__Set problem__
Print the entire listing. Each line must match the original exactly.

__Data supplied__

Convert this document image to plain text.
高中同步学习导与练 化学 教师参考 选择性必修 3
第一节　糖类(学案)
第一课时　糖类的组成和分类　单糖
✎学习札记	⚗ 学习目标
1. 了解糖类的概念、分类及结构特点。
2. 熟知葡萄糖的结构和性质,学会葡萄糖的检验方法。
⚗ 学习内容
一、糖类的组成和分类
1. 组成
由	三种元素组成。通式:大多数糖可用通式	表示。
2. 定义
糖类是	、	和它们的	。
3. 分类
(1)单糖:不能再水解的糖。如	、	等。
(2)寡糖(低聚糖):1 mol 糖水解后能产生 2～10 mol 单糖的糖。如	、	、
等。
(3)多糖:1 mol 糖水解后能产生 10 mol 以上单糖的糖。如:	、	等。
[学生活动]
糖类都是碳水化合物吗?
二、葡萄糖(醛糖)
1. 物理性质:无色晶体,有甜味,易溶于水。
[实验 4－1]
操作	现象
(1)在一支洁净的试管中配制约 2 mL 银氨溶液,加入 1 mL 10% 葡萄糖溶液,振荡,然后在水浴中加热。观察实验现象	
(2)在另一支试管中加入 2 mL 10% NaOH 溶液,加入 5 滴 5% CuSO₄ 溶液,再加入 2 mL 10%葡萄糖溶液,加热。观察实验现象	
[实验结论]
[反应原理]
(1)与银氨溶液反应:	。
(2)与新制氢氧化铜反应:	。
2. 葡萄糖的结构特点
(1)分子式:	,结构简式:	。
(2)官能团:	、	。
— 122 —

__Answer to the task__
Convert this document image to plain text.
高中同步学习导与练 化学 教师参考 选择性必修 3
第一节　糖类(学案)
第一课时　糖类的组成和分类　单糖
✎学习札记	⚗ 学习目标
1. 了解糖类的概念、分类及结构特点。
2. 熟知葡萄糖的结构和性质,学会葡萄糖的检验方法。
⚗ 学习内容
一、糖类的组成和分类
1. 组成
由	三种元素组成。通式:大多数糖可用通式	表示。
2. 定义
糖类是	、	和它们的	。
3. 分类
(1)单糖:不能再水解的糖。如	、	等。
(2)寡糖(低聚糖):1 mol 糖水解后能产生 2～10 mol 单糖的糖。如	、	、
等。
(3)多糖:1 mol 糖水解后能产生 10 mol 以上单糖的糖。如:	、	等。
[学生活动]
糖类都是碳水化合物吗?
二、葡萄糖(醛糖)
1. 物理性质:无色晶体,有甜味,易溶于水。
[实验 4－1]
操作	现象
(1)在一支洁净的试管中配制约 2 mL 银氨溶液,加入 1 mL 10% 葡萄糖溶液,振荡,然后在水浴中加热。观察实验现象	
(2)在另一支试管中加入 2 mL 10% NaOH 溶液,加入 5 滴 5% CuSO₄ 溶液,再加入 2 mL 10%葡萄糖溶液,加热。观察实验现象	
[实验结论]
[反应原理]
(1)与银氨溶液反应:	。
(2)与新制氢氧化铜反应:	。
2. 葡萄糖的结构特点
(1)分子式:	,结构简式:	。
(2)官能团:	、	。
— 122 —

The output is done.